▸ TASK BRIEF:
Copy out the complete listing, word for word.

▸ Excerpts from a figure dataset:
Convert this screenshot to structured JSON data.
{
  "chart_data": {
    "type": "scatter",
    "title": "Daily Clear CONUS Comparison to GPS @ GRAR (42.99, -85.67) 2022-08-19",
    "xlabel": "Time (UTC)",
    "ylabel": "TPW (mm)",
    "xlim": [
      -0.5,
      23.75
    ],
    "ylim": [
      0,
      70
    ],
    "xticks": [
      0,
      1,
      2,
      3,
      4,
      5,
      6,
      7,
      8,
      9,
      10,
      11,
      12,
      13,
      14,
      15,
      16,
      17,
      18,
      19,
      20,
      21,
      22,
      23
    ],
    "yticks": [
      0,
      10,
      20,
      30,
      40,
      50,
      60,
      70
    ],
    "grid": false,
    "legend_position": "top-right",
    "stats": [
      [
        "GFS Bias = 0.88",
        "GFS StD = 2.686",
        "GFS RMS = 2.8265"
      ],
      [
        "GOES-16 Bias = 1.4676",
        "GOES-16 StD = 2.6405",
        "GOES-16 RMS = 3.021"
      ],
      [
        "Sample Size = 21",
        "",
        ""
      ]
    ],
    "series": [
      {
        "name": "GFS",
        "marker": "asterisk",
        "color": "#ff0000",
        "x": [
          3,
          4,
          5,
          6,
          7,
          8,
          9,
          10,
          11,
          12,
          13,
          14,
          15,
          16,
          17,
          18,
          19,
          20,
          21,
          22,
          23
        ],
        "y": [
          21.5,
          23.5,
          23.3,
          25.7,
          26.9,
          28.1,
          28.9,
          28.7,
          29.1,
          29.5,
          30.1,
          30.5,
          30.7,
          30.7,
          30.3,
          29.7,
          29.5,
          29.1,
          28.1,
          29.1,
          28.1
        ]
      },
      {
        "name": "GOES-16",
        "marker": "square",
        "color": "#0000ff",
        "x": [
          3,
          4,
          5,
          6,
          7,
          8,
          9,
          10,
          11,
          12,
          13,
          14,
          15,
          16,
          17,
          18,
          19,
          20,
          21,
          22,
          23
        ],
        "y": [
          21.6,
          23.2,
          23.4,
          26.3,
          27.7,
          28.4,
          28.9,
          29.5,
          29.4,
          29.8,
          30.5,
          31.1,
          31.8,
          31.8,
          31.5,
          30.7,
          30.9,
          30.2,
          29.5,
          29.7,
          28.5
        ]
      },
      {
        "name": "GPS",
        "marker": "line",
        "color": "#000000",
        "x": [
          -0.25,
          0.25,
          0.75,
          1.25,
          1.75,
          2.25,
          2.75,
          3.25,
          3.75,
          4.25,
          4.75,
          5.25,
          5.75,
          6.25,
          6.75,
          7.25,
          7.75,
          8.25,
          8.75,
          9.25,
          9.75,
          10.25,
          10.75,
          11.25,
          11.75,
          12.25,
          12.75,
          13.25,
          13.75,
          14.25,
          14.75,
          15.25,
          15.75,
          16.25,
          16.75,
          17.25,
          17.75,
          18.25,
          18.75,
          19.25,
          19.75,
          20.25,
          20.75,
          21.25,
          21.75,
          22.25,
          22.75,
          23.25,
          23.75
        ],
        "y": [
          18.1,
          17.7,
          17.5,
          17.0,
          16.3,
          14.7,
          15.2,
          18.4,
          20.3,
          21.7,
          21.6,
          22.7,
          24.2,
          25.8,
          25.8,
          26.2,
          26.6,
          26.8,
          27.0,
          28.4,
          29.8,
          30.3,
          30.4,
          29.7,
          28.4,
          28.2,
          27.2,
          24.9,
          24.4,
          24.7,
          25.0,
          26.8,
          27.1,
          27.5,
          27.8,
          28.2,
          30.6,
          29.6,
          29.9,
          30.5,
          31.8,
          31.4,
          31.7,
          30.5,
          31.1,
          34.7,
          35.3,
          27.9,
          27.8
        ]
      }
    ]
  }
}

▸ FINAL ANSWER:
Convert this screenshot to structured JSON data.
{
  "chart_data": {
    "type": "scatter",
    "title": "Daily Clear CONUS Comparison to GPS @ GRAR (42.99, -85.67) 2022-08-19",
    "xlabel": "Time (UTC)",
    "ylabel": "TPW (mm)",
    "xlim": [
      -0.5,
      23.75
    ],
    "ylim": [
      0,
      70
    ],
    "xticks": [
      0,
      1,
      2,
      3,
      4,
      5,
      6,
      7,
      8,
      9,
      10,
      11,
      12,
      13,
      14,
      15,
      16,
      17,
      18,
      19,
      20,
      21,
      22,
      23
    ],
    "yticks": [
      0,
      10,
      20,
      30,
      40,
      50,
      60,
      70
    ],
    "grid": false,
    "legend_position": "top-right",
    "stats": [
      [
        "GFS Bias = 0.88",
        "GFS StD = 2.686",
        "GFS RMS = 2.8265"
      ],
      [
        "GOES-16 Bias = 1.4676",
        "GOES-16 StD = 2.6405",
        "GOES-16 RMS = 3.021"
      ],
      [
        "Sample Size = 21",
        "",
        ""
      ]
    ],
    "series": [
      {
        "name": "GFS",
        "marker": "asterisk",
        "color": "#ff0000",
        "x": [
          3,
          4,
          5,
          6,
          7,
          8,
          9,
          10,
          11,
          12,
          13,
          14,
          15,
          16,
          17,
          18,
          19,
          20,
          21,
          22,
          23
        ],
        "y": [
          21.5,
          23.5,
          23.3,
          25.7,
          26.9,
          28.1,
          28.9,
          28.7,
          29.1,
          29.5,
          30.1,
          30.5,
          30.7,
          30.7,
          30.3,
          29.7,
          29.5,
          29.1,
          28.1,
          29.1,
          28.1
        ]
      },
      {
        "name": "GOES-16",
        "marker": "square",
        "color": "#0000ff",
        "x": [
          3,
          4,
          5,
          6,
          7,
          8,
          9,
          10,
          11,
          12,
          13,
          14,
          15,
          16,
          17,
          18,
          19,
          20,
          21,
          22,
          23
        ],
        "y": [
          21.6,
          23.2,
          23.4,
          26.3,
          27.7,
          28.4,
          28.9,
          29.5,
          29.4,
          29.8,
          30.5,
          31.1,
          31.8,
          31.8,
          31.5,
          30.7,
          30.9,
          30.2,
          29.5,
          29.7,
          28.5
        ]
      },
      {
        "name": "GPS",
        "marker": "line",
        "color": "#000000",
        "x": [
          -0.25,
          0.25,
          0.75,
          1.25,
          1.75,
          2.25,
          2.75,
          3.25,
          3.75,
          4.25,
          4.75,
          5.25,
          5.75,
          6.25,
          6.75,
          7.25,
          7.75,
          8.25,
          8.75,
          9.25,
          9.75,
          10.25,
          10.75,
          11.25,
          11.75,
          12.25,
          12.75,
          13.25,
          13.75,
          14.25,
          14.75,
          15.25,
          15.75,
          16.25,
          16.75,
          17.25,
          17.75,
          18.25,
          18.75,
          19.25,
          19.75,
          20.25,
          20.75,
          21.25,
          21.75,
          22.25,
          22.75,
          23.25,
          23.75
        ],
        "y": [
          18.1,
          17.7,
          17.5,
          17.0,
          16.3,
          14.7,
          15.2,
          18.4,
          20.3,
          21.7,
          21.6,
          22.7,
          24.2,
          25.8,
          25.8,
          26.2,
          26.6,
          26.8,
          27.0,
          28.4,
          29.8,
          30.3,
          30.4,
          29.7,
          28.4,
          28.2,
          27.2,
          24.9,
          24.4,
          24.7,
          25.0,
          26.8,
          27.1,
          27.5,
          27.8,
          28.2,
          30.6,
          29.6,
          29.9,
          30.5,
          31.8,
          31.4,
          31.7,
          30.5,
          31.1,
          34.7,
          35.3,
          27.9,
          27.8
        ]
      }
    ]
  }
}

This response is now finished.